§ **Your instructions**
Reproduce the listing below without any change.

Collected data
------------------------------
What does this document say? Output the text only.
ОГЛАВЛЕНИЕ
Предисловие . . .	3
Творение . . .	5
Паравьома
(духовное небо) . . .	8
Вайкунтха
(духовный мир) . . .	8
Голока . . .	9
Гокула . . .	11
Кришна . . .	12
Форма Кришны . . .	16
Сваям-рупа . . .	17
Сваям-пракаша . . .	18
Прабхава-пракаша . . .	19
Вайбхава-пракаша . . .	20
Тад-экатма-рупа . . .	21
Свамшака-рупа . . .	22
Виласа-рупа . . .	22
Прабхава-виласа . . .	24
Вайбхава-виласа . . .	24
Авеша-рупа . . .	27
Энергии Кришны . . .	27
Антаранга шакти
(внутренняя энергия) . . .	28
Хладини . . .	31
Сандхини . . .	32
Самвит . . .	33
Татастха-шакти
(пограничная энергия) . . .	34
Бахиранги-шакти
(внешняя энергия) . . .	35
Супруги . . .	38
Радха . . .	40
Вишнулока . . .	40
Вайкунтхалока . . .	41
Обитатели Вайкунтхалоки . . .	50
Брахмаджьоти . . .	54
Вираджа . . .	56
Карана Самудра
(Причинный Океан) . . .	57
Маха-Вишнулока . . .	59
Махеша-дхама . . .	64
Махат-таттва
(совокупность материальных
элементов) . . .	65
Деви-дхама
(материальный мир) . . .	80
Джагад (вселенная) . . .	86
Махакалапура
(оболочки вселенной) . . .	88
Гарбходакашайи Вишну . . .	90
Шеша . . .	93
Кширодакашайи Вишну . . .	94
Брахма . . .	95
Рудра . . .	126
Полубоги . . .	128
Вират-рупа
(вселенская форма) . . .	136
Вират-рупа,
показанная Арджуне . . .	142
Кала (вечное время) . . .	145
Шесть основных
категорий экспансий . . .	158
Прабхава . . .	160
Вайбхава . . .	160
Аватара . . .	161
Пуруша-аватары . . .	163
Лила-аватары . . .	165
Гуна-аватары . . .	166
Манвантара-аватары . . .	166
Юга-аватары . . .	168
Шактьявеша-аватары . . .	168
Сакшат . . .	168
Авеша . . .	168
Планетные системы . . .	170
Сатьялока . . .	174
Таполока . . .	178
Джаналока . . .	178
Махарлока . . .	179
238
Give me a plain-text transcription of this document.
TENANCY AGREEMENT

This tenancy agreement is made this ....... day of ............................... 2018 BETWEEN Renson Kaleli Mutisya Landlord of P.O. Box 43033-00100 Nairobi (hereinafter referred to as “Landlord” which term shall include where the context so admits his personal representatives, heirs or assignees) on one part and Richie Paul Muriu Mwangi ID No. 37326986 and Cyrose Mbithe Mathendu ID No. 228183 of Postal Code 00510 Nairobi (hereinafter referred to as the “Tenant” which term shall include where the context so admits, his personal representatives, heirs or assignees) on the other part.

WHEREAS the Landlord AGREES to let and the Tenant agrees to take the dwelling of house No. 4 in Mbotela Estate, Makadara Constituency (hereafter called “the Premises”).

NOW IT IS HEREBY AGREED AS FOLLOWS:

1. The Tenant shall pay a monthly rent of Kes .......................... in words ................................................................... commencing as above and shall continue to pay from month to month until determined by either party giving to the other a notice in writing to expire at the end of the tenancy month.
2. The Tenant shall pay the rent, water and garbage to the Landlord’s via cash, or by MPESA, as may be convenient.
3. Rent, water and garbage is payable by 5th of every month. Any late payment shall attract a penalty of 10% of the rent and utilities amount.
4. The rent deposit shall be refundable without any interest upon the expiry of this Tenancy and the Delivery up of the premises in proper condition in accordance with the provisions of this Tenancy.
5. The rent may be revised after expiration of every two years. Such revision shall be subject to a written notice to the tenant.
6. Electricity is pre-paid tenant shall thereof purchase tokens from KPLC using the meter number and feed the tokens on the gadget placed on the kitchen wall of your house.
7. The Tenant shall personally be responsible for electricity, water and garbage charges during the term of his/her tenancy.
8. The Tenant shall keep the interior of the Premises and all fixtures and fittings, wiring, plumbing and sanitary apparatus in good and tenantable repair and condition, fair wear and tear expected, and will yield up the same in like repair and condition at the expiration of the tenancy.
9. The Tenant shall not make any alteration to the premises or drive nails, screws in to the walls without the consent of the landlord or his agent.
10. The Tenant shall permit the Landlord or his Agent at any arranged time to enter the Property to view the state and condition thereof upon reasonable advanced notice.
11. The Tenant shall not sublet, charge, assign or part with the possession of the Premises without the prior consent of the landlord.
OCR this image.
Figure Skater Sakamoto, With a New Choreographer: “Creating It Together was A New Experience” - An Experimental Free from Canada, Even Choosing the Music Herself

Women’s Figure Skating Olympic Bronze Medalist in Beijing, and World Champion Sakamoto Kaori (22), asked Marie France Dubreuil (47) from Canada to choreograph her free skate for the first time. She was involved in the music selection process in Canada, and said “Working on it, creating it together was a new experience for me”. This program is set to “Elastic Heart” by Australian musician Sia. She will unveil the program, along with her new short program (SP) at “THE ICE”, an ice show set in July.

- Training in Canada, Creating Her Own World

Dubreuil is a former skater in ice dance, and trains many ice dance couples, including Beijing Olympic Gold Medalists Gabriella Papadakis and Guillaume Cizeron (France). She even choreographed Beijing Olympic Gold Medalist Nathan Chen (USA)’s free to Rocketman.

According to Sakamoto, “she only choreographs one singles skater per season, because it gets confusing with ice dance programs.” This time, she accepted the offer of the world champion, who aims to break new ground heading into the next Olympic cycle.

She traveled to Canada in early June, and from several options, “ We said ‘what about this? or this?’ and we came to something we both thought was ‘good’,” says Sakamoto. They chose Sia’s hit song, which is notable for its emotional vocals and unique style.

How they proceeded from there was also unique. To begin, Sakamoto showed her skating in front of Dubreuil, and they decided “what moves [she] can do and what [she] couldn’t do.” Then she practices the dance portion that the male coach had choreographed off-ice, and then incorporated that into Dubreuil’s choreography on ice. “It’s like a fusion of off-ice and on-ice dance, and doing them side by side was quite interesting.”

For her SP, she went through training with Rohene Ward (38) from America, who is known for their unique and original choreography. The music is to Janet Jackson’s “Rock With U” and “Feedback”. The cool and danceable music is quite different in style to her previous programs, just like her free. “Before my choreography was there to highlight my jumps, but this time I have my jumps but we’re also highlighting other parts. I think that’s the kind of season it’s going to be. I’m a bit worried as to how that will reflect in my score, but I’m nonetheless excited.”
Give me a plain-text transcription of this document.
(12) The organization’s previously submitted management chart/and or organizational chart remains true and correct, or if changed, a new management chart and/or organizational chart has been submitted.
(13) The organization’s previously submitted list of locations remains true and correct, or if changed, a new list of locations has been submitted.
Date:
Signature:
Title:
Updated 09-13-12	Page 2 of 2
------------------------------
§ **Answer**
What does this document say? Output the text only.
ОГЛАВЛЕНИЕ
Предисловие . . .	3
Творение . . .	5
Паравьома
(духовное небо) . . .	8
Вайкунтха
(духовный мир) . . .	8
Голока . . .	9
Гокула . . .	11
Кришна . . .	12
Форма Кришны . . .	16
Сваям-рупа . . .	17
Сваям-пракаша . . .	18
Прабхава-пракаша . . .	19
Вайбхава-пракаша . . .	20
Тад-экатма-рупа . . .	21
Свамшака-рупа . . .	22
Виласа-рупа . . .	22
Прабхава-виласа . . .	24
Вайбхава-виласа . . .	24
Авеша-рупа . . .	27
Энергии Кришны . . .	27
Антаранга шакти
(внутренняя энергия) . . .	28
Хладини . . .	31
Сандхини . . .	32
Самвит . . .	33
Татастха-шакти
(пограничная энергия) . . .	34
Бахиранги-шакти
(внешняя энергия) . . .	35
Супруги . . .	38
Радха . . .	40
Вишнулока . . .	40
Вайкунтхалока . . .	41
Обитатели Вайкунтхалоки . . .	50
Брахмаджьоти . . .	54
Вираджа . . .	56
Карана Самудра
(Причинный Океан) . . .	57
Маха-Вишнулока . . .	59
Махеша-дхама . . .	64
Махат-таттва
(совокупность материальных
элементов) . . .	65
Деви-дхама
(материальный мир) . . .	80
Джагад (вселенная) . . .	86
Махакалапура
(оболочки вселенной) . . .	88
Гарбходакашайи Вишну . . .	90
Шеша . . .	93
Кширодакашайи Вишну . . .	94
Брахма . . .	95
Рудра . . .	126
Полубоги . . .	128
Вират-рупа
(вселенская форма) . . .	136
Вират-рупа,
показанная Арджуне . . .	142
Кала (вечное время) . . .	145
Шесть основных
категорий экспансий . . .	158
Прабхава . . .	160
Вайбхава . . .	160
Аватара . . .	161
Пуруша-аватары . . .	163
Лила-аватары . . .	165
Гуна-аватары . . .	166
Манвантара-аватары . . .	166
Юга-аватары . . .	168
Шактьявеша-аватары . . .	168
Сакшат . . .	168
Авеша . . .	168
Планетные системы . . .	170
Сатьялока . . .	174
Таполока . . .	178
Джаналока . . .	178
Махарлока . . .	179
238
Give me a plain-text transcription of this document.
TENANCY AGREEMENT

This tenancy agreement is made this ....... day of ............................... 2018 BETWEEN Renson Kaleli Mutisya Landlord of P.O. Box 43033-00100 Nairobi (hereinafter referred to as “Landlord” which term shall include where the context so admits his personal representatives, heirs or assignees) on one part and Richie Paul Muriu Mwangi ID No. 37326986 and Cyrose Mbithe Mathendu ID No. 228183 of Postal Code 00510 Nairobi (hereinafter referred to as the “Tenant” which term shall include where the context so admits, his personal representatives, heirs or assignees) on the other part.

WHEREAS the Landlord AGREES to let and the Tenant agrees to take the dwelling of house No. 4 in Mbotela Estate, Makadara Constituency (hereafter called “the Premises”).

NOW IT IS HEREBY AGREED AS FOLLOWS:

1. The Tenant shall pay a monthly rent of Kes .......................... in words ................................................................... commencing as above and shall continue to pay from month to month until determined by either party giving to the other a notice in writing to expire at the end of the tenancy month.
2. The Tenant shall pay the rent, water and garbage to the Landlord’s via cash, or by MPESA, as may be convenient.
3. Rent, water and garbage is payable by 5th of every month. Any late payment shall attract a penalty of 10% of the rent and utilities amount.
4. The rent deposit shall be refundable without any interest upon the expiry of this Tenancy and the Delivery up of the premises in proper condition in accordance with the provisions of this Tenancy.
5. The rent may be revised after expiration of every two years. Such revision shall be subject to a written notice to the tenant.
6. Electricity is pre-paid tenant shall thereof purchase tokens from KPLC using the meter number and feed the tokens on the gadget placed on the kitchen wall of your house.
7. The Tenant shall personally be responsible for electricity, water and garbage charges during the term of his/her tenancy.
8. The Tenant shall keep the interior of the Premises and all fixtures and fittings, wiring, plumbing and sanitary apparatus in good and tenantable repair and condition, fair wear and tear expected, and will yield up the same in like repair and condition at the expiration of the tenancy.
9. The Tenant shall not make any alteration to the premises or drive nails, screws in to the walls without the consent of the landlord or his agent.
10. The Tenant shall permit the Landlord or his Agent at any arranged time to enter the Property to view the state and condition thereof upon reasonable advanced notice.
11. The Tenant shall not sublet, charge, assign or part with the possession of the Premises without the prior consent of the landlord.
OCR this image.
Figure Skater Sakamoto, With a New Choreographer: “Creating It Together was A New Experience” - An Experimental Free from Canada, Even Choosing the Music Herself

Women’s Figure Skating Olympic Bronze Medalist in Beijing, and World Champion Sakamoto Kaori (22), asked Marie France Dubreuil (47) from Canada to choreograph her free skate for the first time. She was involved in the music selection process in Canada, and said “Working on it, creating it together was a new experience for me”. This program is set to “Elastic Heart” by Australian musician Sia. She will unveil the program, along with her new short program (SP) at “THE ICE”, an ice show set in July.

- Training in Canada, Creating Her Own World

Dubreuil is a former skater in ice dance, and trains many ice dance couples, including Beijing Olympic Gold Medalists Gabriella Papadakis and Guillaume Cizeron (France). She even choreographed Beijing Olympic Gold Medalist Nathan Chen (USA)’s free to Rocketman.

According to Sakamoto, “she only choreographs one singles skater per season, because it gets confusing with ice dance programs.” This time, she accepted the offer of the world champion, who aims to break new ground heading into the next Olympic cycle.

She traveled to Canada in early June, and from several options, “ We said ‘what about this? or this?’ and we came to something we both thought was ‘good’,” says Sakamoto. They chose Sia’s hit song, which is notable for its emotional vocals and unique style.

How they proceeded from there was also unique. To begin, Sakamoto showed her skating in front of Dubreuil, and they decided “what moves [she] can do and what [she] couldn’t do.” Then she practices the dance portion that the male coach had choreographed off-ice, and then incorporated that into Dubreuil’s choreography on ice. “It’s like a fusion of off-ice and on-ice dance, and doing them side by side was quite interesting.”

For her SP, she went through training with Rohene Ward (38) from America, who is known for their unique and original choreography. The music is to Janet Jackson’s “Rock With U” and “Feedback”. The cool and danceable music is quite different in style to her previous programs, just like her free. “Before my choreography was there to highlight my jumps, but this time I have my jumps but we’re also highlighting other parts. I think that’s the kind of season it’s going to be. I’m a bit worried as to how that will reflect in my score, but I’m nonetheless excited.”
Give me a plain-text transcription of this document.
(12) The organization’s previously submitted management chart/and or organizational chart remains true and correct, or if changed, a new management chart and/or organizational chart has been submitted.
(13) The organization’s previously submitted list of locations remains true and correct, or if changed, a new list of locations has been submitted.
Date:
Signature:
Title:
Updated 09-13-12	Page 2 of 2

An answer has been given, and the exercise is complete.